WHAT YOU NEED TO DO> Locate the string "North" in the records below. Copy every line where it occurs.

MATERIAL FOR THIS TASK>
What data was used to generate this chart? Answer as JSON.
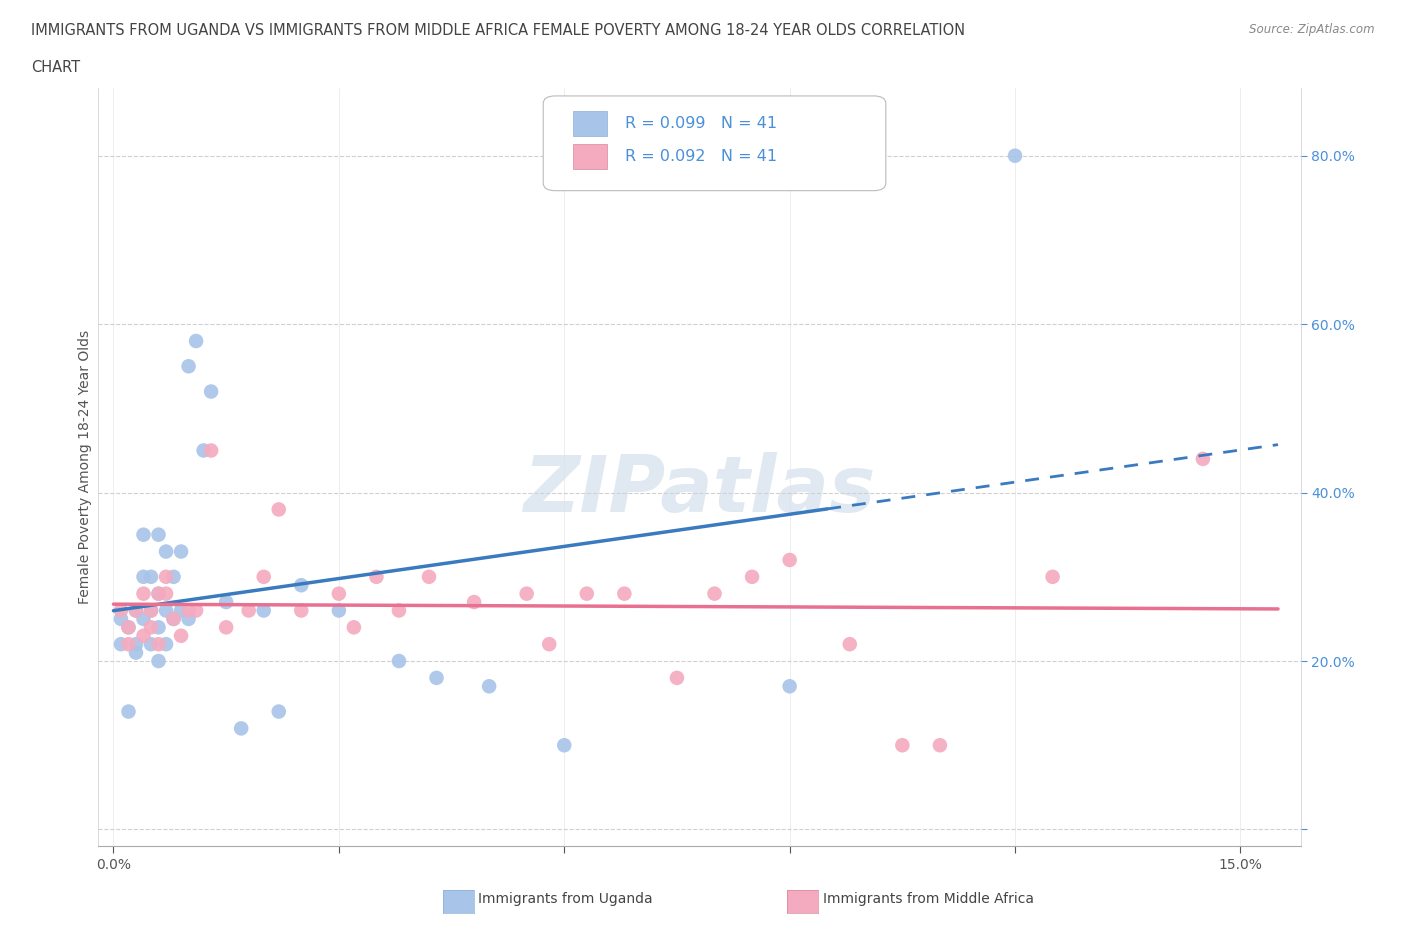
{
  "title_line1": "IMMIGRANTS FROM UGANDA VS IMMIGRANTS FROM MIDDLE AFRICA FEMALE POVERTY AMONG 18-24 YEAR OLDS CORRELATION",
  "title_line2": "CHART",
  "source": "Source: ZipAtlas.com",
  "ylabel": "Female Poverty Among 18-24 Year Olds",
  "xlim": [
    -0.002,
    0.158
  ],
  "ylim": [
    -0.02,
    0.88
  ],
  "uganda_color": "#a8c4e8",
  "middle_africa_color": "#f4aabf",
  "uganda_line_color": "#3a7abf",
  "middle_africa_line_color": "#e87090",
  "R_uganda": 0.099,
  "N_uganda": 41,
  "R_middle_africa": 0.092,
  "N_middle_africa": 41,
  "legend_label_uganda": "Immigrants from Uganda",
  "legend_label_middle_africa": "Immigrants from Middle Africa",
  "uganda_x": [
    0.001,
    0.001,
    0.002,
    0.002,
    0.003,
    0.003,
    0.003,
    0.004,
    0.004,
    0.004,
    0.005,
    0.005,
    0.005,
    0.006,
    0.006,
    0.006,
    0.006,
    0.007,
    0.007,
    0.007,
    0.008,
    0.008,
    0.009,
    0.009,
    0.01,
    0.01,
    0.011,
    0.012,
    0.013,
    0.015,
    0.017,
    0.02,
    0.022,
    0.025,
    0.03,
    0.038,
    0.043,
    0.05,
    0.06,
    0.09,
    0.12
  ],
  "uganda_y": [
    0.25,
    0.22,
    0.24,
    0.14,
    0.26,
    0.22,
    0.21,
    0.3,
    0.35,
    0.25,
    0.22,
    0.26,
    0.3,
    0.24,
    0.2,
    0.28,
    0.35,
    0.26,
    0.33,
    0.22,
    0.25,
    0.3,
    0.26,
    0.33,
    0.25,
    0.55,
    0.58,
    0.45,
    0.52,
    0.27,
    0.12,
    0.26,
    0.14,
    0.29,
    0.26,
    0.2,
    0.18,
    0.17,
    0.1,
    0.17,
    0.8
  ],
  "middle_africa_x": [
    0.001,
    0.002,
    0.002,
    0.003,
    0.004,
    0.004,
    0.005,
    0.005,
    0.006,
    0.006,
    0.007,
    0.007,
    0.008,
    0.009,
    0.01,
    0.011,
    0.013,
    0.015,
    0.018,
    0.02,
    0.022,
    0.025,
    0.03,
    0.032,
    0.035,
    0.038,
    0.042,
    0.048,
    0.055,
    0.058,
    0.063,
    0.068,
    0.075,
    0.08,
    0.085,
    0.09,
    0.098,
    0.105,
    0.11,
    0.125,
    0.145
  ],
  "middle_africa_y": [
    0.26,
    0.24,
    0.22,
    0.26,
    0.23,
    0.28,
    0.24,
    0.26,
    0.22,
    0.28,
    0.28,
    0.3,
    0.25,
    0.23,
    0.26,
    0.26,
    0.45,
    0.24,
    0.26,
    0.3,
    0.38,
    0.26,
    0.28,
    0.24,
    0.3,
    0.26,
    0.3,
    0.27,
    0.28,
    0.22,
    0.28,
    0.28,
    0.18,
    0.28,
    0.3,
    0.32,
    0.22,
    0.1,
    0.1,
    0.3,
    0.44
  ]
}
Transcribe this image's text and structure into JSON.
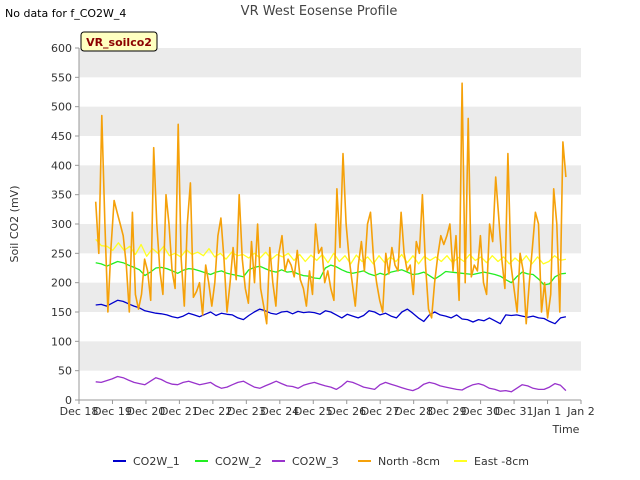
{
  "header": {
    "nodata": "No data for f_CO2W_4",
    "title": "VR West Eosense Profile",
    "badge": "VR_soilco2"
  },
  "colors": {
    "CO2W_1": "#0000cc",
    "CO2W_2": "#22ee22",
    "CO2W_3": "#9933cc",
    "North -8cm": "#f5a10a",
    "East -8cm": "#ffff22",
    "band": "#ebebeb",
    "badge_fill": "#ffffc0",
    "badge_text": "#8b0000"
  },
  "chart_data": {
    "type": "line",
    "title": "VR West Eosense Profile",
    "xlabel": "Time",
    "ylabel": "Soil CO2 (mV)",
    "xlim": [
      "Dec 18",
      "Jan 2"
    ],
    "ylim": [
      0,
      600
    ],
    "grid": "horizontal bands",
    "legend_position": "bottom",
    "x_ticks": [
      "Dec 18",
      "Dec 19",
      "Dec 20",
      "Dec 21",
      "Dec 22",
      "Dec 23",
      "Dec 24",
      "Dec 25",
      "Dec 26",
      "Dec 27",
      "Dec 28",
      "Dec 29",
      "Dec 30",
      "Dec 31",
      "Jan 1",
      "Jan 2"
    ],
    "y_ticks": [
      "0",
      "50",
      "100",
      "150",
      "200",
      "250",
      "300",
      "350",
      "400",
      "450",
      "500",
      "550",
      "600"
    ],
    "x_step_days": 0.25,
    "x_start": "Dec 18 12:00",
    "series": [
      {
        "name": "CO2W_1",
        "values": [
          162,
          163,
          160,
          165,
          170,
          168,
          164,
          160,
          157,
          152,
          150,
          148,
          147,
          145,
          142,
          140,
          143,
          148,
          145,
          142,
          146,
          150,
          144,
          148,
          146,
          145,
          140,
          137,
          144,
          150,
          155,
          152,
          148,
          146,
          150,
          151,
          147,
          151,
          149,
          150,
          149,
          146,
          152,
          150,
          145,
          140,
          146,
          143,
          140,
          144,
          152,
          150,
          145,
          148,
          143,
          140,
          150,
          155,
          148,
          140,
          134,
          145,
          150,
          145,
          143,
          140,
          145,
          138,
          137,
          133,
          137,
          135,
          140,
          135,
          130,
          145,
          144,
          145,
          143,
          141,
          143,
          140,
          139,
          134,
          130,
          140,
          142
        ]
      },
      {
        "name": "CO2W_2",
        "values": [
          234,
          232,
          228,
          232,
          236,
          234,
          230,
          226,
          222,
          212,
          218,
          225,
          226,
          224,
          220,
          216,
          221,
          224,
          223,
          220,
          217,
          214,
          218,
          220,
          216,
          214,
          212,
          210,
          222,
          226,
          228,
          224,
          220,
          218,
          222,
          218,
          219,
          215,
          212,
          211,
          208,
          207,
          225,
          230,
          227,
          222,
          218,
          216,
          218,
          220,
          215,
          212,
          216,
          213,
          218,
          220,
          222,
          218,
          214,
          215,
          218,
          212,
          206,
          212,
          219,
          218,
          217,
          216,
          215,
          214,
          216,
          218,
          216,
          214,
          211,
          205,
          200,
          210,
          218,
          215,
          214,
          206,
          196,
          198,
          210,
          215,
          216
        ]
      },
      {
        "name": "CO2W_3",
        "values": [
          31,
          30,
          33,
          36,
          40,
          38,
          34,
          30,
          28,
          26,
          32,
          38,
          35,
          30,
          27,
          26,
          30,
          32,
          29,
          26,
          28,
          30,
          24,
          20,
          22,
          26,
          30,
          32,
          27,
          22,
          20,
          24,
          28,
          32,
          28,
          24,
          23,
          20,
          25,
          28,
          30,
          27,
          24,
          22,
          18,
          24,
          32,
          30,
          26,
          22,
          20,
          18,
          26,
          30,
          27,
          24,
          21,
          18,
          16,
          20,
          27,
          30,
          28,
          24,
          22,
          20,
          18,
          17,
          22,
          26,
          28,
          25,
          20,
          18,
          15,
          16,
          14,
          20,
          26,
          24,
          20,
          18,
          18,
          22,
          28,
          25,
          16
        ]
      },
      {
        "name": "North -8cm",
        "values": [
          338,
          250,
          485,
          300,
          150,
          260,
          340,
          320,
          300,
          280,
          230,
          150,
          320,
          180,
          155,
          180,
          240,
          220,
          170,
          430,
          300,
          220,
          180,
          350,
          300,
          220,
          190,
          470,
          240,
          160,
          300,
          370,
          175,
          185,
          200,
          145,
          230,
          200,
          160,
          200,
          280,
          310,
          240,
          150,
          200,
          260,
          205,
          350,
          240,
          190,
          165,
          270,
          200,
          300,
          190,
          160,
          130,
          260,
          200,
          160,
          250,
          280,
          220,
          240,
          230,
          210,
          255,
          205,
          190,
          160,
          220,
          180,
          300,
          250,
          260,
          200,
          220,
          190,
          170,
          360,
          260,
          420,
          300,
          240,
          200,
          160,
          230,
          270,
          220,
          300,
          320,
          240,
          200,
          170,
          150,
          250,
          215,
          260,
          230,
          220,
          320,
          250,
          220,
          230,
          180,
          270,
          250,
          350,
          230,
          155,
          140,
          200,
          245,
          280,
          265,
          280,
          300,
          220,
          280,
          170,
          540,
          200,
          480,
          210,
          230,
          220,
          280,
          200,
          180,
          300,
          270,
          380,
          310,
          240,
          190,
          420,
          230,
          190,
          150,
          250,
          220,
          130,
          200,
          260,
          320,
          300,
          150,
          200,
          140,
          180,
          360,
          300,
          150,
          440,
          380
        ]
      },
      {
        "name": "East -8cm",
        "values": [
          274,
          263,
          262,
          255,
          268,
          255,
          262,
          248,
          265,
          245,
          258,
          250,
          262,
          246,
          250,
          244,
          256,
          248,
          252,
          246,
          258,
          244,
          250,
          240,
          252,
          246,
          248,
          242,
          250,
          242,
          252,
          240,
          248,
          244,
          250,
          238,
          248,
          236,
          247,
          238,
          248,
          234,
          250,
          236,
          246,
          232,
          247,
          236,
          244,
          232,
          246,
          234,
          244,
          236,
          248,
          234,
          246,
          232,
          245,
          238,
          244,
          236,
          246,
          234,
          243,
          236,
          248,
          238,
          244,
          234,
          246,
          236,
          244,
          232,
          242,
          234,
          246,
          232,
          244,
          232,
          236,
          246,
          238,
          240
        ]
      }
    ]
  },
  "legend": [
    {
      "name": "CO2W_1"
    },
    {
      "name": "CO2W_2"
    },
    {
      "name": "CO2W_3"
    },
    {
      "name": "North -8cm"
    },
    {
      "name": "East -8cm"
    }
  ]
}
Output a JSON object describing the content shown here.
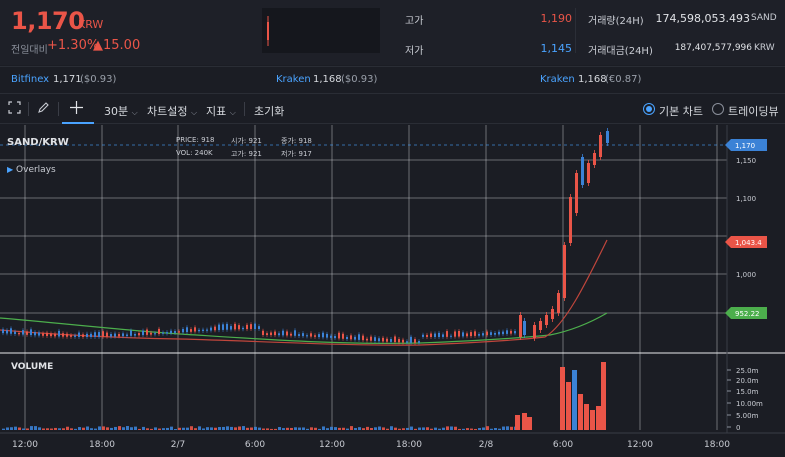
{
  "header": {
    "price": "1,170",
    "currency": "KRW",
    "change_label": "전일대비",
    "change_pct": "+1.30%",
    "change_val": "▲15.00",
    "stats": {
      "high_label": "고가",
      "high": "1,190",
      "low_label": "저가",
      "low": "1,145",
      "volume_label": "거래량(24H)",
      "volume": "174,598,053.493",
      "volume_unit": "SAND",
      "amount_label": "거래대금(24H)",
      "amount": "187,407,577,996",
      "amount_unit": "KRW"
    }
  },
  "exchanges": [
    {
      "name": "Bitfinex",
      "price": "1,171",
      "ref": "($0.93)"
    },
    {
      "name": "Kraken",
      "price": "1,168",
      "ref": "($0.93)"
    },
    {
      "name": "Kraken",
      "price": "1,168",
      "ref": "(€0.87)"
    }
  ],
  "toolbar": {
    "interval": "30분",
    "chart_settings": "차트설정",
    "indicators": "지표",
    "reset": "초기화",
    "basic_chart": "기본 차트",
    "trading_view": "트레이딩뷰"
  },
  "legend": {
    "symbol": "SAND/KRW",
    "price_lbl": "PRICE:",
    "price": "918",
    "open_lbl": "시가:",
    "open": "921",
    "high_lbl": "종가:",
    "high": "918",
    "vol_lbl": "VOL:",
    "vol": "240K",
    "high2_lbl": "고가:",
    "high2": "921",
    "low_lbl": "저가:",
    "low": "917",
    "overlays": "Overlays",
    "volume": "VOLUME"
  },
  "colors": {
    "up": "#ea5548",
    "down": "#3b82d6",
    "accent": "#4aa3ff",
    "ma_short": "#c0463c",
    "ma_long": "#4cae4c"
  },
  "chart_data": {
    "type": "candlestick",
    "price_ticks": [
      "1,150",
      "1,100",
      "1,050",
      "1,000"
    ],
    "volume_ticks": [
      "25.0m",
      "20.0m",
      "15.0m",
      "10.00m",
      "5.00m",
      "0"
    ],
    "time_ticks": [
      "12:00",
      "18:00",
      "2/7",
      "6:00",
      "12:00",
      "18:00",
      "2/8",
      "6:00",
      "12:00",
      "18:00"
    ],
    "price_tags": [
      "1,170",
      "1,043.4",
      "952.22"
    ],
    "recent_closes": [
      930,
      945,
      990,
      1040,
      1100,
      1120,
      1150,
      1140,
      1160,
      1170
    ],
    "ylim": [
      915,
      1175
    ]
  }
}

CORRECT RESPONSE>
    "North -8cm": "#f5a10a",
        "name": "North -8cm",
      "name": "North -8cm"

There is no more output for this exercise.